--- Materials provided ---
· · ·

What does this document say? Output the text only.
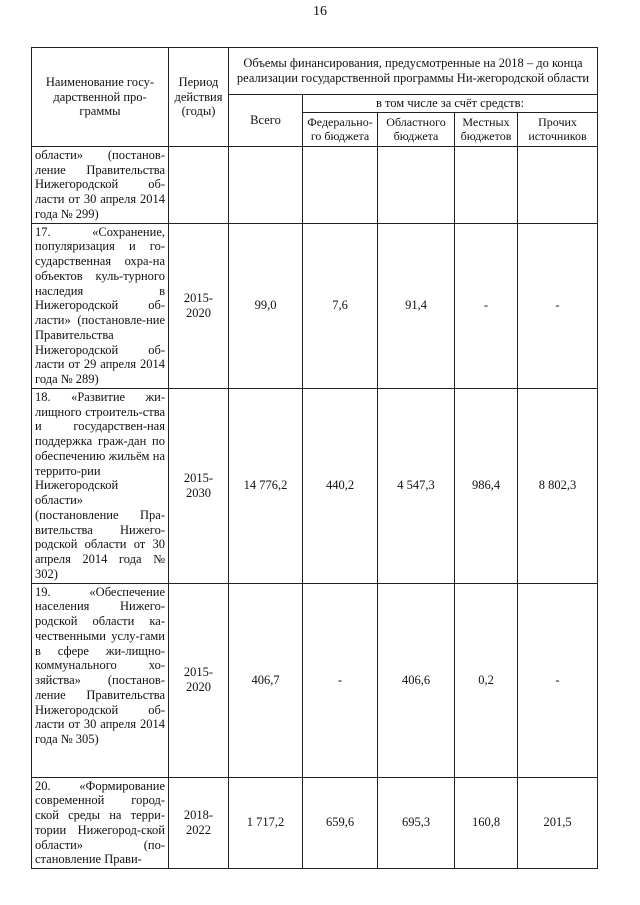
16
Наименование госу-дарственной про-граммы	Период действия (годы)	Объемы финансирования, предусмотренные на 2018 – до конца реализации государственной программы Ни-жегородской области				
		Всего	в том числе за счёт средств:			
			Федерально-го бюджета	Областного бюджета	Местных бюджетов	Прочих источников
области» (постанов-ление Правительства Нижегородской об-ласти от 30 апреля 2014 года № 299)						
17. «Сохранение, популяризация и го-сударственная охра-на объектов куль-турного наследия в Нижегородской об-ласти» (постановле-ние Правительства Нижегородской об-ласти от 29 апреля 2014 года № 289)	2015-2020	99,0	7,6	91,4	-	-
18. «Развитие жи-лищного строитель-ства и государствен-ная поддержка граж-дан по обеспечению жильём на террито-рии Нижегородской области» (постановление Пра-вительства Нижего-родской области от 30 апреля 2014 года № 302)	2015-2030	14 776,2	440,2	4 547,3	986,4	8 802,3
19. «Обеспечение населения Нижего-родской области ка-чественными услу-гами в сфере жи-лищно-коммунального хо-зяйства» (постанов-ление Правительства Нижегородской об-ласти от 30 апреля 2014 года № 305)	2015-2020	406,7	-	406,6	0,2	-
20. «Формирование современной город-ской среды на терри-тории Нижегород-ской области» (по-становление Прави-	2018-2022	1 717,2	659,6	695,3	160,8	201,5
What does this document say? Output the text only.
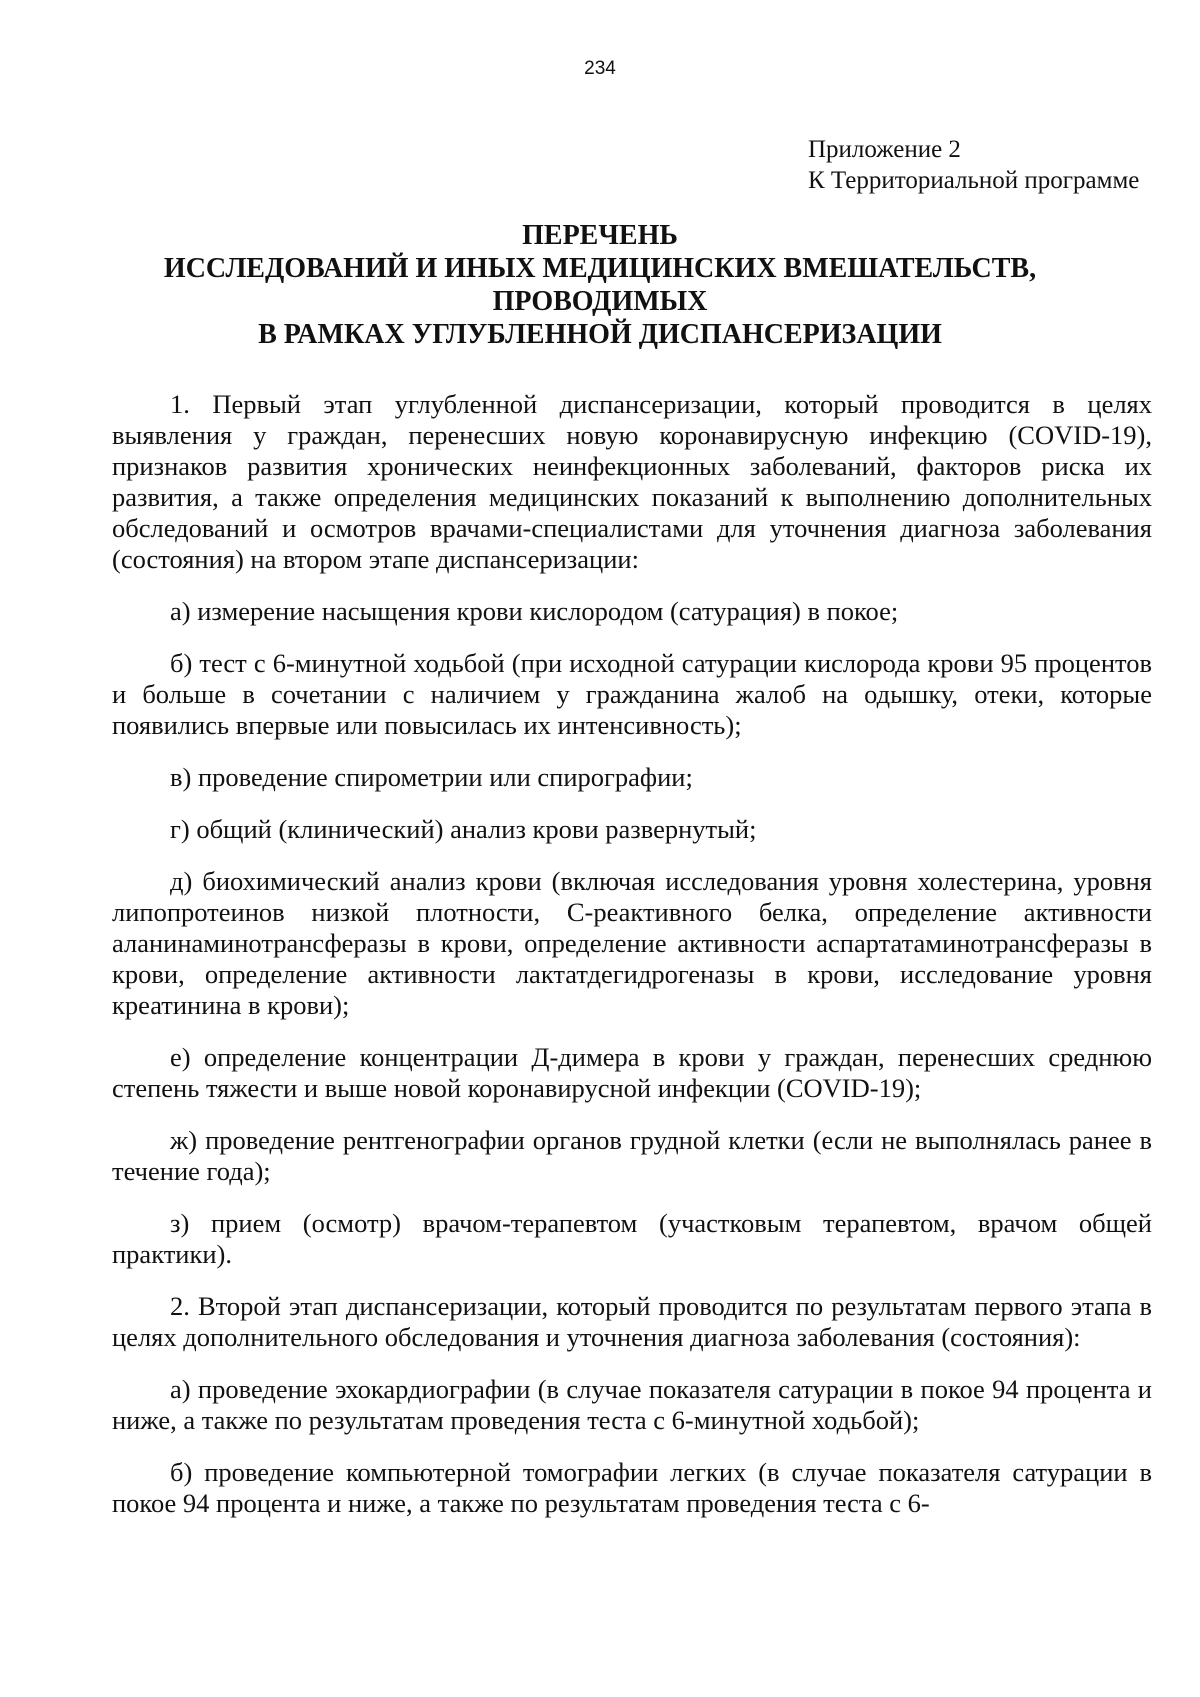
234
Приложение 2
К Территориальной программе
ПЕРЕЧЕНЬ
ИССЛЕДОВАНИЙ И ИНЫХ МЕДИЦИНСКИХ ВМЕШАТЕЛЬСТВ,
ПРОВОДИМЫХ
В РАМКАХ УГЛУБЛЕННОЙ ДИСПАНСЕРИЗАЦИИ

1. Первый этап углубленной диспансеризации, который проводится в целях выявления у граждан, перенесших новую коронавирусную инфекцию (COVID-19), признаков развития хронических неинфекционных заболеваний, факторов риска их развития, а также определения медицинских показаний к выполнению дополнительных обследований и осмотров врачами-специалистами для уточнения диагноза заболевания (состояния) на втором этапе диспансеризации:

а) измерение насыщения крови кислородом (сатурация) в покое;

б) тест с 6-минутной ходьбой (при исходной сатурации кислорода крови 95 процентов и больше в сочетании с наличием у гражданина жалоб на одышку, отеки, которые появились впервые или повысилась их интенсивность);

в) проведение спирометрии или спирографии;

г) общий (клинический) анализ крови развернутый;

д) биохимический анализ крови (включая исследования уровня холестерина, уровня липопротеинов низкой плотности, С-реактивного белка, определение активности аланинаминотрансферазы в крови, определение активности аспартатаминотрансферазы в крови, определение активности лактатдегидрогеназы в крови, исследование уровня креатинина в крови);

е) определение концентрации Д-димера в крови у граждан, перенесших среднюю степень тяжести и выше новой коронавирусной инфекции (COVID-19);

ж) проведение рентгенографии органов грудной клетки (если не выполнялась ранее в течение года);

з) прием (осмотр) врачом-терапевтом (участковым терапевтом, врачом общей практики).

2. Второй этап диспансеризации, который проводится по результатам первого этапа в целях дополнительного обследования и уточнения диагноза заболевания (состояния):

а) проведение эхокардиографии (в случае показателя сатурации в покое 94 процента и ниже, а также по результатам проведения теста с 6-минутной ходьбой);

б) проведение компьютерной томографии легких (в случае показателя сатурации в покое 94 процента и ниже, а также по результатам проведения теста с 6-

· · ·

--- Problem to work on ---
Copy every line of the records above that holds the word "COVID".

--- Solved exercise ---
1. Первый этап углубленной диспансеризации, который проводится в целях выявления у граждан, перенесших новую коронавирусную инфекцию (COVID-19), признаков развития хронических неинфекционных заболеваний, факторов риска их развития, а также определения медицинских показаний к выполнению дополнительных обследований и осмотров врачами-специалистами для уточнения диагноза заболевания (состояния) на втором этапе диспансеризации:
е) определение концентрации Д-димера в крови у граждан, перенесших среднюю степень тяжести и выше новой коронавирусной инфекции (COVID-19);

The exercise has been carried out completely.